§ **Required work**
Copy, from the entries below, each line in which the string "more" appears.

§ **Extracted material**
— BEGIN —

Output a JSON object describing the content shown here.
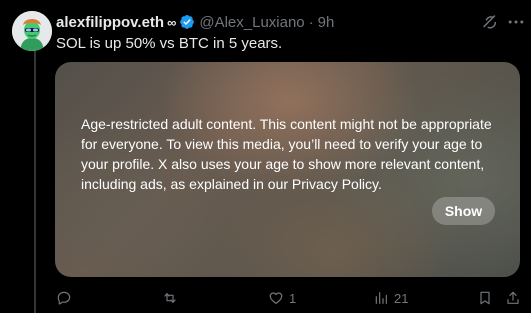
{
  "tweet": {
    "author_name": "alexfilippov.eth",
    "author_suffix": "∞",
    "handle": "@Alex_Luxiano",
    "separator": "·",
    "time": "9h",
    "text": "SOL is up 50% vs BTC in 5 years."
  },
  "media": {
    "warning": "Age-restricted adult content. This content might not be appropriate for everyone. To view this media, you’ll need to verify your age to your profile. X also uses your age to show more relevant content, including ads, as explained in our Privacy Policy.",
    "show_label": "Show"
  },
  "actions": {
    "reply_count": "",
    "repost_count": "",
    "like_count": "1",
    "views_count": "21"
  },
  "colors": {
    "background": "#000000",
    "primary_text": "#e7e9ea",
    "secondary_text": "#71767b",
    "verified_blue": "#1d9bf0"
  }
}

— END —
— BEGIN —

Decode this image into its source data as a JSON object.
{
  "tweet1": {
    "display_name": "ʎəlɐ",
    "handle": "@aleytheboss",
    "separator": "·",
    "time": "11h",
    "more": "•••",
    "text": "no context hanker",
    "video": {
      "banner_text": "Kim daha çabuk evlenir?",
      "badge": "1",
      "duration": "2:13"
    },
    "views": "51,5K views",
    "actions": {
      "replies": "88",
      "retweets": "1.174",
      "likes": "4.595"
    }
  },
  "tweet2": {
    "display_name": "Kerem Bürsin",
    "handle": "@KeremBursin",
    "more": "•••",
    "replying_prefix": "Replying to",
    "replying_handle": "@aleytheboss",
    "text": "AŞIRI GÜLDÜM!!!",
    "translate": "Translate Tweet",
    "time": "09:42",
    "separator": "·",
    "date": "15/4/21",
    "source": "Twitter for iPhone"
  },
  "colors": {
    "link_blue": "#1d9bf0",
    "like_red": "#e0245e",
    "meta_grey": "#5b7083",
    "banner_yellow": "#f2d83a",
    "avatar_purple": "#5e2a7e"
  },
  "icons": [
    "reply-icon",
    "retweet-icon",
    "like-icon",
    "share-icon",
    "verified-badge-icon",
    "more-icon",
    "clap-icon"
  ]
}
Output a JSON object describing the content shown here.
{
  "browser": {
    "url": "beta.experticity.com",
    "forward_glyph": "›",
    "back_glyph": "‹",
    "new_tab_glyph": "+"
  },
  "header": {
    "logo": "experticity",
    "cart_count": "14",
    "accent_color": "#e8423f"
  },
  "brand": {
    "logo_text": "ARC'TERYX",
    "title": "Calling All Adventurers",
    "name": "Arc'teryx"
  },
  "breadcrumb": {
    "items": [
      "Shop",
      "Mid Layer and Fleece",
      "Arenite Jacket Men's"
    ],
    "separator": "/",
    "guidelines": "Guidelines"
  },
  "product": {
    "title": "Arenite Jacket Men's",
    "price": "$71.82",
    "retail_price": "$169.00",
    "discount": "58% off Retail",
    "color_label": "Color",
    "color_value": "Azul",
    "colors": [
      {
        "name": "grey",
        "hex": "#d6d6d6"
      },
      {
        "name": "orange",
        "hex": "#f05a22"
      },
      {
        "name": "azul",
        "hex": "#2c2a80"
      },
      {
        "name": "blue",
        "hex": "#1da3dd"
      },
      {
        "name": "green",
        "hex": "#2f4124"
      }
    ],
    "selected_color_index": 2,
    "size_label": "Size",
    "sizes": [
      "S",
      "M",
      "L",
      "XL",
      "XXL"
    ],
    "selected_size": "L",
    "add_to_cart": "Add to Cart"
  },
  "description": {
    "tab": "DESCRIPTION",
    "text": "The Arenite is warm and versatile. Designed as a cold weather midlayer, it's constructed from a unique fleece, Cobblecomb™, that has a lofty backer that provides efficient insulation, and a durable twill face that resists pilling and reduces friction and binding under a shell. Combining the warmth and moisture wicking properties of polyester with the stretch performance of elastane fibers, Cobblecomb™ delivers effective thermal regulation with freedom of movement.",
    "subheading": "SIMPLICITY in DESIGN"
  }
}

— END —
— BEGIN —

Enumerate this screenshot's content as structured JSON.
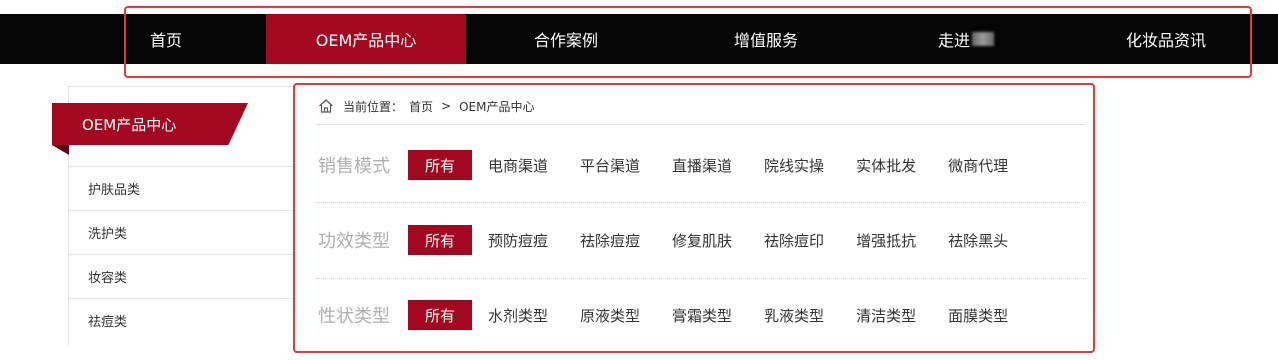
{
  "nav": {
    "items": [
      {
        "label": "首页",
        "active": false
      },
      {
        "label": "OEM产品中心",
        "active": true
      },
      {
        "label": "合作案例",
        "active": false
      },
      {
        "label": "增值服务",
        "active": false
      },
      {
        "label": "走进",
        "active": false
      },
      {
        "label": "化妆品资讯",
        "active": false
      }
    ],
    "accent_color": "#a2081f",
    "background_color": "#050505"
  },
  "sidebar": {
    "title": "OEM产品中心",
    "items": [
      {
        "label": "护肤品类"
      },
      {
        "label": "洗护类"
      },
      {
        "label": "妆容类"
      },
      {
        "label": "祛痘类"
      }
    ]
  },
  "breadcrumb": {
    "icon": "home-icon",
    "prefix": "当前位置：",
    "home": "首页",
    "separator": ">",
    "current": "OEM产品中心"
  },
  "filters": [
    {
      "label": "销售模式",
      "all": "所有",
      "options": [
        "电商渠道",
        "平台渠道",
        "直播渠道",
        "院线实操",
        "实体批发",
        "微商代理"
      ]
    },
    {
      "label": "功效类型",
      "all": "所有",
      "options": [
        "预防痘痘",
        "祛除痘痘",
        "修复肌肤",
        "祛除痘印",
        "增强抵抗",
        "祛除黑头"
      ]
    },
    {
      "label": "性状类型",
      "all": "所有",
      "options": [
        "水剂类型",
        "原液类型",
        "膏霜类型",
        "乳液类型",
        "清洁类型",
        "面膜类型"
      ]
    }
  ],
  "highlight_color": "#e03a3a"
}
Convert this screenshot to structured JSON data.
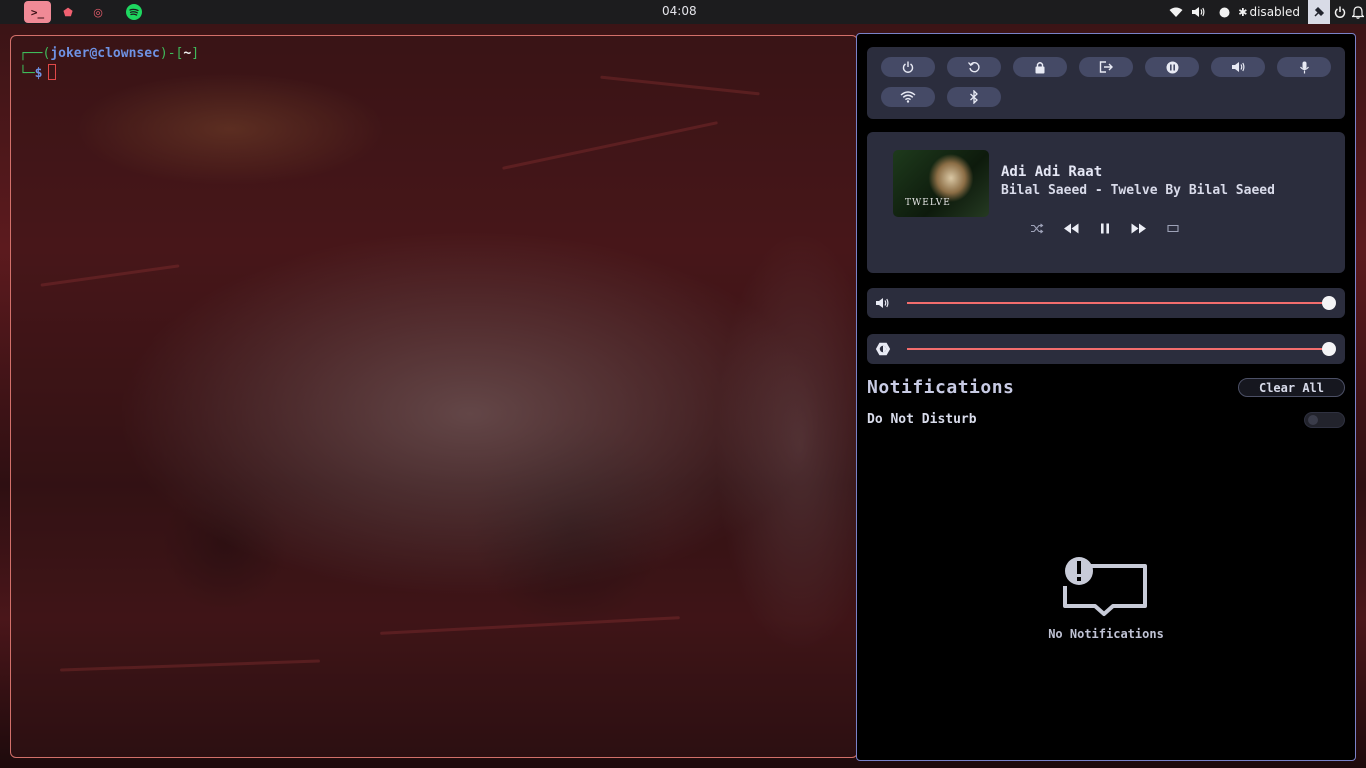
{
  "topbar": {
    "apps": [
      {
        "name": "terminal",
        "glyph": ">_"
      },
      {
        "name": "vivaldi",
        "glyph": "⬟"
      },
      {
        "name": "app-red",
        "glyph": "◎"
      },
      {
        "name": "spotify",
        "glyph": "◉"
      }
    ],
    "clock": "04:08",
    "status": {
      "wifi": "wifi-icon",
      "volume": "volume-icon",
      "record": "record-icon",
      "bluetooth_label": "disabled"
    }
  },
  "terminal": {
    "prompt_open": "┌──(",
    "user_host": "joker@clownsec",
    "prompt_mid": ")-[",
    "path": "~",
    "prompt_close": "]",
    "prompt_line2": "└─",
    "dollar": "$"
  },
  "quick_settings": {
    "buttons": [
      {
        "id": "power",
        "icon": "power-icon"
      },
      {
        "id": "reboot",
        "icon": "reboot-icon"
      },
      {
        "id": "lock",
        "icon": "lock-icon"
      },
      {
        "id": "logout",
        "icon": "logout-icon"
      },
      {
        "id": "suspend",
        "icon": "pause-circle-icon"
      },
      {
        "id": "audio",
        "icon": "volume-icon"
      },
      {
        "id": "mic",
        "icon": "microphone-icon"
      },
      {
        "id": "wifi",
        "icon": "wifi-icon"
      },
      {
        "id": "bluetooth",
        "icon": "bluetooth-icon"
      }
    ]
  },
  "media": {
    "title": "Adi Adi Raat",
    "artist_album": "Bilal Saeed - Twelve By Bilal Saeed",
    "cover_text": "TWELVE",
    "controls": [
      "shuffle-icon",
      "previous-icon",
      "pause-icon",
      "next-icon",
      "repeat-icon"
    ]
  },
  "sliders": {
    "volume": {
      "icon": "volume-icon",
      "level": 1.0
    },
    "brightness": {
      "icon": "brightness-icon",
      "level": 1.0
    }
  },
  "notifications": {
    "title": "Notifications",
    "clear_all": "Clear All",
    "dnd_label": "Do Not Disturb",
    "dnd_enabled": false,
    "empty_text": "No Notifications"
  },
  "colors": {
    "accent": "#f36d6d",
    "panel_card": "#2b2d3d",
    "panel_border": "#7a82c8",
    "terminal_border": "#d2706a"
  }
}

— END —

§ **Right answer**
    "warning": "Age-restricted adult content. This content might not be appropriate for everyone. To view this media, you’ll need to verify your age to your profile. X also uses your age to show more relevant content, including ads, as explained in our Privacy Policy.",
    "more": "•••",
    "more": "•••",
    "more-icon",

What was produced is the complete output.